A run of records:
◆ ◆ ◆ ◆ ◆

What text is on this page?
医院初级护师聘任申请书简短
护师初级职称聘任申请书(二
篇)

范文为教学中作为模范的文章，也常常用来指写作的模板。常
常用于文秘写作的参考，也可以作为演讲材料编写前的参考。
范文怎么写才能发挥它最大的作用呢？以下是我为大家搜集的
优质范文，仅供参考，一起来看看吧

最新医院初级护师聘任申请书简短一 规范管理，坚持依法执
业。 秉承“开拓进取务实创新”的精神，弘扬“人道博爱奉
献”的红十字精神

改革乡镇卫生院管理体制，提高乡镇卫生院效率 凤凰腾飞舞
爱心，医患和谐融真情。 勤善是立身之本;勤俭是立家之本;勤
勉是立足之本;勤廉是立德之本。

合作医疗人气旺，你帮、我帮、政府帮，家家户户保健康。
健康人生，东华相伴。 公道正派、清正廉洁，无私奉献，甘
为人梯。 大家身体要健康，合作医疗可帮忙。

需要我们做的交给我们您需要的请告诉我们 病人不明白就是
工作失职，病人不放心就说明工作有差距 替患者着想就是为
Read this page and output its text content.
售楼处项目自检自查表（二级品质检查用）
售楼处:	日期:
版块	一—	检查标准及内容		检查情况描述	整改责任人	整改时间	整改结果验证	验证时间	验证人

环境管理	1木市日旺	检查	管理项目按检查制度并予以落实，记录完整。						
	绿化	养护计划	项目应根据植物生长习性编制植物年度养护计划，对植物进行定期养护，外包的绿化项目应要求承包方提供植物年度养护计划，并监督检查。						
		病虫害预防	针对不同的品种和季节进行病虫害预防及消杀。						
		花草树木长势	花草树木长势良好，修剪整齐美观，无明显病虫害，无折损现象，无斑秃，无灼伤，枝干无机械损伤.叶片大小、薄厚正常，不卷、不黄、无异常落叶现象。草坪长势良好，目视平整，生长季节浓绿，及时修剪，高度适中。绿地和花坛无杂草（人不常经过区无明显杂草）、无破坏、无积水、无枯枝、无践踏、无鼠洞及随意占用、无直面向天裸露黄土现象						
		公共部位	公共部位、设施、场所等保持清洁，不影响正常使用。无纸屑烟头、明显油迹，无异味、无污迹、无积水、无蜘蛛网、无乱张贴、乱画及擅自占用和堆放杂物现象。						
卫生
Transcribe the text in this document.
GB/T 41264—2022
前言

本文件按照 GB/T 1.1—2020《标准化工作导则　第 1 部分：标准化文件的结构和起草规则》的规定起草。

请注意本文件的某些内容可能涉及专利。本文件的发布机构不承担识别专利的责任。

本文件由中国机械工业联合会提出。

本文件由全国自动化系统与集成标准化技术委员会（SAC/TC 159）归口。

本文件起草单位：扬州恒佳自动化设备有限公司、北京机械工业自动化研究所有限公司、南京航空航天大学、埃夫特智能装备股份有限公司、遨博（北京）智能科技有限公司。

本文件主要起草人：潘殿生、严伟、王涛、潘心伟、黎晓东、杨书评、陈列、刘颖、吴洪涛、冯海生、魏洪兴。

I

◆ ◆ ◆ ◆ ◆

[Exercise]
All lines from the one containing "Read this page and output its text content." through the end of the records, both ends included, are to be quoted exactly; please add nothing else.

[Finished task]
Read this page and output its text content.
售楼处项目自检自查表（二级品质检查用）
售楼处:	日期:
版块	一—	检查标准及内容		检查情况描述	整改责任人	整改时间	整改结果验证	验证时间	验证人

环境管理	1木市日旺	检查	管理项目按检查制度并予以落实，记录完整。						
	绿化	养护计划	项目应根据植物生长习性编制植物年度养护计划，对植物进行定期养护，外包的绿化项目应要求承包方提供植物年度养护计划，并监督检查。						
		病虫害预防	针对不同的品种和季节进行病虫害预防及消杀。						
		花草树木长势	花草树木长势良好，修剪整齐美观，无明显病虫害，无折损现象，无斑秃，无灼伤，枝干无机械损伤.叶片大小、薄厚正常，不卷、不黄、无异常落叶现象。草坪长势良好，目视平整，生长季节浓绿，及时修剪，高度适中。绿地和花坛无杂草（人不常经过区无明显杂草）、无破坏、无积水、无枯枝、无践踏、无鼠洞及随意占用、无直面向天裸露黄土现象						
		公共部位	公共部位、设施、场所等保持清洁，不影响正常使用。无纸屑烟头、明显油迹，无异味、无污迹、无积水、无蜘蛛网、无乱张贴、乱画及擅自占用和堆放杂物现象。						
卫生
Transcribe the text in this document.
GB/T 41264—2022
前言

本文件按照 GB/T 1.1—2020《标准化工作导则　第 1 部分：标准化文件的结构和起草规则》的规定起草。

请注意本文件的某些内容可能涉及专利。本文件的发布机构不承担识别专利的责任。

本文件由中国机械工业联合会提出。

本文件由全国自动化系统与集成标准化技术委员会（SAC/TC 159）归口。

本文件起草单位：扬州恒佳自动化设备有限公司、北京机械工业自动化研究所有限公司、南京航空航天大学、埃夫特智能装备股份有限公司、遨博（北京）智能科技有限公司。

本文件主要起草人：潘殿生、严伟、王涛、潘心伟、黎晓东、杨书评、陈列、刘颖、吴洪涛、冯海生、魏洪兴。

I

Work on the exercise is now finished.